EXERCISE TEXT -
SQL SERVER – Puzzle with Year Function

A couple of weeks back, I ran a contest with MONTH () function and had close to 300 of you answer the puzzle. It was a great brain teaser and we had an awesome response from you. Most of you got the answer right and it is great to see you folks getting the basics right.

When I was on that step, I was wondering to run this second contest. Sometimes our basics can get tricked if we add a twist to the whole setup. Below are two sets of Queries and I would want you to guess what is the output and why?

Query 1:

What is the output for the below query? And why?

```DECLARE @dt DATE = '0001-1-1'
SELECT MONTH(@dt), YEAR(@dt)
```

Part of the answer is in the earlier puzzle I mentioned starting this blog. But what would the year value show? Take a guess and let me know.

Query 2:

I have made a small change in the default value for the second query. Now can you guess what the output from this query is?

```DECLARE @dt DATE = '1-1-1'
SELECT MONTH(@dt), YEAR(@dt)
```

As part of the hint I can tell you the MONTH function returns the same value. But there is something different for the YEAR function.

So here is the quiz – Why are the values different? What is the reason behind this?

I will announce winner of this contest in 48 hours. Two people who give the right answer, I will share a learning resource worth USD 29 on June 11 via Email.

Reference: Pinal Dave (https://blog.sqlauthority.com)

SQL SERVER – What is DBCC TRACEON and DBCC TRACEOFF messages in ERRORLOG?

• When we take Date as ‘0001-1-1’
The format of date applied is YYYY-MM-DD, which considers 0001 as YYYY and hence returns Year = 1.

But, when we take Date as ‘1-1-1’
The format of date applied here is not YYYY-MM-DD but DD-MM-YY.

Now here, if you use only 2 digits in Year, It assumes it to be the date of year ‘2000’, where first 2 digits ’20’ represents year ‘2000’ followed by the last 2 digits provided in Date string.
Hence, we get Year = ‘2001’ as output.

• Can you post the winner names here…?

Reagrds,
Chandrika

• In the first query format of the date is yyyy-mm-dd format always gives the year part as yyyy will exclude the zeros and provide the output.

DECLARE @dt DATE = ‘0001-1-1’
SELECT MONTH(@dt), YEAR(@dt)

Answer is 0001 = 1, 0002 = 2.

The second query is Numeric Date Formats of type mdy.
In this case y is concatenated with 19 until 49 and after 20 meaning ‘1-1-50’ to ‘1-1-99′ is concatenated with 19 i.e ’19’+’50’ to ’19’+’99’.
From 0 to 49 it is concatenated with 200 or 20 i.e ‘200’+’0′ to ’20’+’49’.

PROVIDED INFORMATION -
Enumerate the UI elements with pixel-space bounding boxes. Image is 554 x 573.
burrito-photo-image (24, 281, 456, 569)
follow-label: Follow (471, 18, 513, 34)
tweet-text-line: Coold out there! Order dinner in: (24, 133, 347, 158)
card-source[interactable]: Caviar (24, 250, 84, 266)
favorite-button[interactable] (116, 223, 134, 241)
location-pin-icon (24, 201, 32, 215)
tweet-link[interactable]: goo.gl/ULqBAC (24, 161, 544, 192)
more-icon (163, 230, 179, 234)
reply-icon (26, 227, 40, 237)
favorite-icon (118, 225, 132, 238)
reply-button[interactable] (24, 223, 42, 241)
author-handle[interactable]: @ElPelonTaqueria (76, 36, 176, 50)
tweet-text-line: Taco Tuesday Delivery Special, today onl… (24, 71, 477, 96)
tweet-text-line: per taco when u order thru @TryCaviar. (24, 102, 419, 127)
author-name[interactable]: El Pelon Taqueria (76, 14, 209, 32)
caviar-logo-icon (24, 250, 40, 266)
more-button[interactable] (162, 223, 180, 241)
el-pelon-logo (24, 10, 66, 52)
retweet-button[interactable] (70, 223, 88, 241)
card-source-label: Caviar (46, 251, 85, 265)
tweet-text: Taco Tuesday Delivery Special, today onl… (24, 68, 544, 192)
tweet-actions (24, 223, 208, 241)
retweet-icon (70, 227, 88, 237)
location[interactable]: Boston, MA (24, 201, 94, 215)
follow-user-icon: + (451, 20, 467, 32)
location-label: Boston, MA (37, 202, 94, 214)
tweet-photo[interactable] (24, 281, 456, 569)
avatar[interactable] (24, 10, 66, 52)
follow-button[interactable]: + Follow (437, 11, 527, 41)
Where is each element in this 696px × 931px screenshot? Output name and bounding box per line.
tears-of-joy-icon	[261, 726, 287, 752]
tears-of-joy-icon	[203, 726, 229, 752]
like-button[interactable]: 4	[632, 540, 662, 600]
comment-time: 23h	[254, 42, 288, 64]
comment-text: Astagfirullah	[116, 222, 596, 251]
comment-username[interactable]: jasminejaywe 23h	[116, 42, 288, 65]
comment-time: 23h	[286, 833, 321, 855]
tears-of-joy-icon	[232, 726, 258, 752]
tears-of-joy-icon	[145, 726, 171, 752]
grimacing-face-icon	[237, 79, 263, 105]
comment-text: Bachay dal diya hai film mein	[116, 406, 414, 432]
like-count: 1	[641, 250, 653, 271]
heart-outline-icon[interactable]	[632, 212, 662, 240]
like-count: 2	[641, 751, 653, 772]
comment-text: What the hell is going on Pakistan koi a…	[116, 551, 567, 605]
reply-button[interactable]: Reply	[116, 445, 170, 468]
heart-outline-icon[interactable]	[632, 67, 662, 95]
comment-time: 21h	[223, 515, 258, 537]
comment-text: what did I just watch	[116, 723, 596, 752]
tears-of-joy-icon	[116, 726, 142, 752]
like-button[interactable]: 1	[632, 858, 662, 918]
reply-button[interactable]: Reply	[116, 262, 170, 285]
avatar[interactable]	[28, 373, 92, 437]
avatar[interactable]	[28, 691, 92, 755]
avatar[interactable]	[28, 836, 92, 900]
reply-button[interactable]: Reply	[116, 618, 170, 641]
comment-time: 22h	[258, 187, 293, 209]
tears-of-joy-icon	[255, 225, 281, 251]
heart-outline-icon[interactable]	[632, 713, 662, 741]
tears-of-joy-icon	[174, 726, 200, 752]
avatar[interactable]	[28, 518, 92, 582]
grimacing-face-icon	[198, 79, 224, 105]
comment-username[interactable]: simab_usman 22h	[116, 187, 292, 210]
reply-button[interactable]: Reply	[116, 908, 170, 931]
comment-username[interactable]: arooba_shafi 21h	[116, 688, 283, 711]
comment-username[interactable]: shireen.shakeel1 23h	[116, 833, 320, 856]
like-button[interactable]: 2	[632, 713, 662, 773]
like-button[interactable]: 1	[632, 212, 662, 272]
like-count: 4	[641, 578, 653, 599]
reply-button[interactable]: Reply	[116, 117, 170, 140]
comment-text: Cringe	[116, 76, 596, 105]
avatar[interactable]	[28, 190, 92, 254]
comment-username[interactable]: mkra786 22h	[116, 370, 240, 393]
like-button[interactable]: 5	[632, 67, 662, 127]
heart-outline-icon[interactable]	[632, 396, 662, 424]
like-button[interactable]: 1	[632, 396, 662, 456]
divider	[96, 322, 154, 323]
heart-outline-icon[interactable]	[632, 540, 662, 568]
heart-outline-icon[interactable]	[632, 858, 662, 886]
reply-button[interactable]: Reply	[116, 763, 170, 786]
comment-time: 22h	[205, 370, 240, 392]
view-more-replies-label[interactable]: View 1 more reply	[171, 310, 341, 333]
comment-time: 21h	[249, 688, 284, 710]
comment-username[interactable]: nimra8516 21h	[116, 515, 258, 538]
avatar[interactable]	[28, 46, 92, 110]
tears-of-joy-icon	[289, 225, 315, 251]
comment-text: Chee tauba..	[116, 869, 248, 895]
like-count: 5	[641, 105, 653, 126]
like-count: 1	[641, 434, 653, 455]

WHAT YOU HAVE TO DO - For each statement, say whether it agrees with the Year function puzzle post, answering yes or no and quoting the words of the post that decide it. 1. The earlier contest used the MONTH () function and drew close to 300 answers. 2. The hint says the MONTH function gives different values for the two queries. 3. The winner of this contest will be announced within 24 hours.

EXERCISE RESPONSE -
1. Yes: "I ran a contest with MONTH () function and had close to 300 of you answer the puzzle."
2. No: "As part of the hint I can tell you the MONTH function returns the same value."
3. No: "I will announce winner of this contest in 48 hours."